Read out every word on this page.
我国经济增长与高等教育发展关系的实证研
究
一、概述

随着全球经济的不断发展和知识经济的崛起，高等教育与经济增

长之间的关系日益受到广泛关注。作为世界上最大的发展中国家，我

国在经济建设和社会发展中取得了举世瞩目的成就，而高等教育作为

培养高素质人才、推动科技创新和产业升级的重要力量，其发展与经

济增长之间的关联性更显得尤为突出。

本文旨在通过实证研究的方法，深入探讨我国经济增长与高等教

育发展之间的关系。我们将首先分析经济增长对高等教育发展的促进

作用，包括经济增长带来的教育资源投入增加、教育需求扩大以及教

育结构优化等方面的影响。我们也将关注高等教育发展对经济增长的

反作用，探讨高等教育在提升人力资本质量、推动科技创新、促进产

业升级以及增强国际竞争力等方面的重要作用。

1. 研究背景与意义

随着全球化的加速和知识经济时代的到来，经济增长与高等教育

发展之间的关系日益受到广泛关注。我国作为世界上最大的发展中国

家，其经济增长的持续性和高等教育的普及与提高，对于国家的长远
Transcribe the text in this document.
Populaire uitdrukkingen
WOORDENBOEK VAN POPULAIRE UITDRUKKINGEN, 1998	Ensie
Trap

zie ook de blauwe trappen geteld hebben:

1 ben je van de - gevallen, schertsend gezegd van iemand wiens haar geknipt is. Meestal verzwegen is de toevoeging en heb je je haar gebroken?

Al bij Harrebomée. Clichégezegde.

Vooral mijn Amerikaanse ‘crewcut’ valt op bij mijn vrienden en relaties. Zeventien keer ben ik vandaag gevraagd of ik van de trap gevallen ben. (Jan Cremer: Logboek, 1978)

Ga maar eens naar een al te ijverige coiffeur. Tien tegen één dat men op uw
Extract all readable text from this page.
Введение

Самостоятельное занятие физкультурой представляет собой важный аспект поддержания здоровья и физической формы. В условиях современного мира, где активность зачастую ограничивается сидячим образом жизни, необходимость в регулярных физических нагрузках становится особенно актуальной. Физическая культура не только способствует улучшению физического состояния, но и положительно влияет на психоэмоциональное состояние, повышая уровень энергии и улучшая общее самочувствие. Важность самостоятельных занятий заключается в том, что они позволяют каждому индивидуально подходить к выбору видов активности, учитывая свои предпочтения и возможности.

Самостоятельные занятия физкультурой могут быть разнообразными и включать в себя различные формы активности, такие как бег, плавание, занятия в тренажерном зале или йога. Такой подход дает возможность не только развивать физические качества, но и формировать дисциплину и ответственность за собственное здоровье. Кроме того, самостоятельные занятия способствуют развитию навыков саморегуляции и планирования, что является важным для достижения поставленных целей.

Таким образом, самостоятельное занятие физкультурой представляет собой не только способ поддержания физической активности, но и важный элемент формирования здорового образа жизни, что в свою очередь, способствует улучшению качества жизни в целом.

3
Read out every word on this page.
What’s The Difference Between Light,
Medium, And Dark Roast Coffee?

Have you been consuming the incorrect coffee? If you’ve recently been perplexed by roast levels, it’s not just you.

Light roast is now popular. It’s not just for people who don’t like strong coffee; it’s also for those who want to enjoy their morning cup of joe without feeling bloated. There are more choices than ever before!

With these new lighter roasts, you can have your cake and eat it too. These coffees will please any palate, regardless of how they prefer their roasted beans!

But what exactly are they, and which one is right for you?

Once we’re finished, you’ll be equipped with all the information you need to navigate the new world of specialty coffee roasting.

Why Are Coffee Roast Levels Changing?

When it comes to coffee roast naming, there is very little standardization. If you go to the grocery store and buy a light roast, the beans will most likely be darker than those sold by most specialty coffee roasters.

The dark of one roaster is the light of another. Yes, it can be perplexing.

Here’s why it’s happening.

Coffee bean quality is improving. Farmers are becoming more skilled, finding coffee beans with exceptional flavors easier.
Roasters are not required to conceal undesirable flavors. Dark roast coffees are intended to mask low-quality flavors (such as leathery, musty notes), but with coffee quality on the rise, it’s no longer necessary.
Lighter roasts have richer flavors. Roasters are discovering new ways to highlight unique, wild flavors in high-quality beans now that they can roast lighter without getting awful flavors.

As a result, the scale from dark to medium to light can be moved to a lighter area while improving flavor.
■ ■ ■ ■ ■
__Task__:
Go through the records and gather the lines that hold "roasts".

__Solved exercise__:
With these new lighter roasts, you can have your cake and eat it too. These coffees will please any palate, regardless of how they prefer their roasted beans!
Lighter roasts have richer flavors. Roasters are discovering new ways to highlight unique, wild flavors in high-quality beans now that they can roast lighter without getting awful flavors.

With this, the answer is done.